INFORMATION SHOWN:

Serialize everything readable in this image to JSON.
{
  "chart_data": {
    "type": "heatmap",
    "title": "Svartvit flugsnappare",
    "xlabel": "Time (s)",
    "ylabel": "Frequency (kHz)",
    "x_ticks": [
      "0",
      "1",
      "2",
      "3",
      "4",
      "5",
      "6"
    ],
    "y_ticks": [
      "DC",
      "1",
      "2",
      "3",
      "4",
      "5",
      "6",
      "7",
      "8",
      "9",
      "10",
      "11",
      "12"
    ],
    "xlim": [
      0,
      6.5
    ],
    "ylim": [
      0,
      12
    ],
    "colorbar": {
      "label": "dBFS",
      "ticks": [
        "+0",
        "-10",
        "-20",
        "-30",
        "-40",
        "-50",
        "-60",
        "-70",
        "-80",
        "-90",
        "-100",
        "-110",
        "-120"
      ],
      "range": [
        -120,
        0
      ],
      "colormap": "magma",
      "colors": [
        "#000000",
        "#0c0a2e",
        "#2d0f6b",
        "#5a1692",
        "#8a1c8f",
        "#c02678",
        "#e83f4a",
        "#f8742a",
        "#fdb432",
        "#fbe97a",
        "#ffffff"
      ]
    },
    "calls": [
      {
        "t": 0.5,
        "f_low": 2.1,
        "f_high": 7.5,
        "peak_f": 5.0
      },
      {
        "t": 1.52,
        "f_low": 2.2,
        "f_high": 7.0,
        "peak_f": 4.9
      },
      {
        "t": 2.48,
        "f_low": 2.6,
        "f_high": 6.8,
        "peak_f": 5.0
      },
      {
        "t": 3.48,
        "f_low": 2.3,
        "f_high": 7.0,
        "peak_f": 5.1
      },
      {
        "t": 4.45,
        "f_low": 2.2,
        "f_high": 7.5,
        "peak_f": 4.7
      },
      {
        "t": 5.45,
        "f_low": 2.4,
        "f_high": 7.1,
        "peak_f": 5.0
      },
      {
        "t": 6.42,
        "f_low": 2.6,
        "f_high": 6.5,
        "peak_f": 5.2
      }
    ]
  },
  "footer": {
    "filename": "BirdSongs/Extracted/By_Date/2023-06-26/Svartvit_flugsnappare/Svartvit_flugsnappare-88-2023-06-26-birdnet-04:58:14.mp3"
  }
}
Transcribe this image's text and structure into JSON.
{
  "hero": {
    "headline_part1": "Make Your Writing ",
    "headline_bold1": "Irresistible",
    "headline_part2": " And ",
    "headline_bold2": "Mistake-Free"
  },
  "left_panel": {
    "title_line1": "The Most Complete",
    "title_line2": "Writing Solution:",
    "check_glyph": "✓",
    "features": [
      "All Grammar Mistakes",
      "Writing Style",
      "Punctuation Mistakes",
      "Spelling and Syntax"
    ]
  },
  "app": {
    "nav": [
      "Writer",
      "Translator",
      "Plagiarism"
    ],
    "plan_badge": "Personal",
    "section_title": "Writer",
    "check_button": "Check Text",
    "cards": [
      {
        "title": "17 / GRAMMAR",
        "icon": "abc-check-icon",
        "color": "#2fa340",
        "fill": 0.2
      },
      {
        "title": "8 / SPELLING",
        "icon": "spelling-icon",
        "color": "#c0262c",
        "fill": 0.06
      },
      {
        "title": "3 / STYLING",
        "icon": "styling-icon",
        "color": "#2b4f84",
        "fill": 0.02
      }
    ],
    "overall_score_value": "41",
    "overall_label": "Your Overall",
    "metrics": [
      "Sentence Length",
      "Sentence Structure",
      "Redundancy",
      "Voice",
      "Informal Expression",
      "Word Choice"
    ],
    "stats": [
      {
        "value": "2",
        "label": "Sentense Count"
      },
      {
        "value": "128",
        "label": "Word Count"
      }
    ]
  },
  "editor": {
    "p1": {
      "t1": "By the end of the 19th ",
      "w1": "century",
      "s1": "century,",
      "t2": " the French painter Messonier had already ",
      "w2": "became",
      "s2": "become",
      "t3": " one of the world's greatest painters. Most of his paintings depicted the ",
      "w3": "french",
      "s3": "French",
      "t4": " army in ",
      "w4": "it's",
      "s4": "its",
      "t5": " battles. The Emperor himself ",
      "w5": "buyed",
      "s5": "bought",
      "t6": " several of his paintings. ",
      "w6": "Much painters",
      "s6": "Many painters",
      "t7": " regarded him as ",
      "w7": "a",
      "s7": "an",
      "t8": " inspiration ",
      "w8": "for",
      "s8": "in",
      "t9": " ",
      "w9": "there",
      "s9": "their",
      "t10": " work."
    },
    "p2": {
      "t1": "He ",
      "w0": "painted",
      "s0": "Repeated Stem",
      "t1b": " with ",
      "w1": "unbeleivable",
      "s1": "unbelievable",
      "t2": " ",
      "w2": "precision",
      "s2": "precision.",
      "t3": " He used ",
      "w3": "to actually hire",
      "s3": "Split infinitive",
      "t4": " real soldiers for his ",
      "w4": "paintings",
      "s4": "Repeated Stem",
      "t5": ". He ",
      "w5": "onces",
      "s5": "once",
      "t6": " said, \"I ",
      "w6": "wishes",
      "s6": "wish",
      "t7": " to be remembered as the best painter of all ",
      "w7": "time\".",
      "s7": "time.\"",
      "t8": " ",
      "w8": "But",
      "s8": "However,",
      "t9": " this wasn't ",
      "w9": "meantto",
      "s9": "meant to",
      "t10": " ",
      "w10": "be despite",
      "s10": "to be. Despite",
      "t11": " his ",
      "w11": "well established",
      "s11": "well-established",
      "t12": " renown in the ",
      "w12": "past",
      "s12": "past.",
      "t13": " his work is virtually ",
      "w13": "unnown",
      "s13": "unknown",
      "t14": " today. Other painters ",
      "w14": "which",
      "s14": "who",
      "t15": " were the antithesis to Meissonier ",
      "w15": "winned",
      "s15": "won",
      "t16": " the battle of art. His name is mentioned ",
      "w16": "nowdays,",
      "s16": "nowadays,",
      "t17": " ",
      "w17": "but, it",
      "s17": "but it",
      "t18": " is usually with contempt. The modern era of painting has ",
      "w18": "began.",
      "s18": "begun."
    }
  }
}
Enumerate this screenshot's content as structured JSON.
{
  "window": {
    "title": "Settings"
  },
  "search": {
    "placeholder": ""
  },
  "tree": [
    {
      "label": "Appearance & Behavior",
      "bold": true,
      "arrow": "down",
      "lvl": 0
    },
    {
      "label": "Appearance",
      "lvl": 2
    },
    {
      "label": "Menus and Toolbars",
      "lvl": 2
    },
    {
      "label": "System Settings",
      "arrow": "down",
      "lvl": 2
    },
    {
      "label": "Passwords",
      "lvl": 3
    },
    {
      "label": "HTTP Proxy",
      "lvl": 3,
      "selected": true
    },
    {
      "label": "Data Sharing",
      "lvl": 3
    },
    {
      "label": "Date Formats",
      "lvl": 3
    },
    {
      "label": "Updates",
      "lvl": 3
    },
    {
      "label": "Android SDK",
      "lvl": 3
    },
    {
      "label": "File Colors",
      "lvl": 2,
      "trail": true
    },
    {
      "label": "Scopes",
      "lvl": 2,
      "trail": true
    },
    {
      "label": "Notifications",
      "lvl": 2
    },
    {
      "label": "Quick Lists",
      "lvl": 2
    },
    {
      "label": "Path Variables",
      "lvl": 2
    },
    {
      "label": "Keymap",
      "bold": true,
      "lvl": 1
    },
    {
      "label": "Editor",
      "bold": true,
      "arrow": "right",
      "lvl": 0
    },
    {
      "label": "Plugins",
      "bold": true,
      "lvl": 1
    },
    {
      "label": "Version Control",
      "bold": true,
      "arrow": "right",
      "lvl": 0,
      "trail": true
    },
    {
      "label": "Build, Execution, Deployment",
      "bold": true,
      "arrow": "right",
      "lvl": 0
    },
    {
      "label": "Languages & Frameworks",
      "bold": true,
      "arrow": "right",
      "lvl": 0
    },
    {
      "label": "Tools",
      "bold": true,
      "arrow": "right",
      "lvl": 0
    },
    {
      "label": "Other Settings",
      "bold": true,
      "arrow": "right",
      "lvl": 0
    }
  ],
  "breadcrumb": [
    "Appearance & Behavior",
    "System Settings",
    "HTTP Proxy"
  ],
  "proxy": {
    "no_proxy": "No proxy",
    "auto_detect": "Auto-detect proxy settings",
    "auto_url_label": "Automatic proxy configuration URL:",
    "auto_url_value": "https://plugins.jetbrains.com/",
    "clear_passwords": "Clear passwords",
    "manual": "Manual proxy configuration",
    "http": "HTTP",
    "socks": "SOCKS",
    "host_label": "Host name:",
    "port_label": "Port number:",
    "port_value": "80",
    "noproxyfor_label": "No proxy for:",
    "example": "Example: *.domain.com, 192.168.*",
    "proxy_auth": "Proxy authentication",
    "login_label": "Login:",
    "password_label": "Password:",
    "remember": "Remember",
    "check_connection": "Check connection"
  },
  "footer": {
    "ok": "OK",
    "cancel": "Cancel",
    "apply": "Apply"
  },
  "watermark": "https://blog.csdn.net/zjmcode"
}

STATED PROBLEM: Extract each line from the entries above that contains the string "https".

THE OUTPUT:
    "auto_url_value": "https://plugins.jetbrains.com/",
  "watermark": "https://blog.csdn.net/zjmcode"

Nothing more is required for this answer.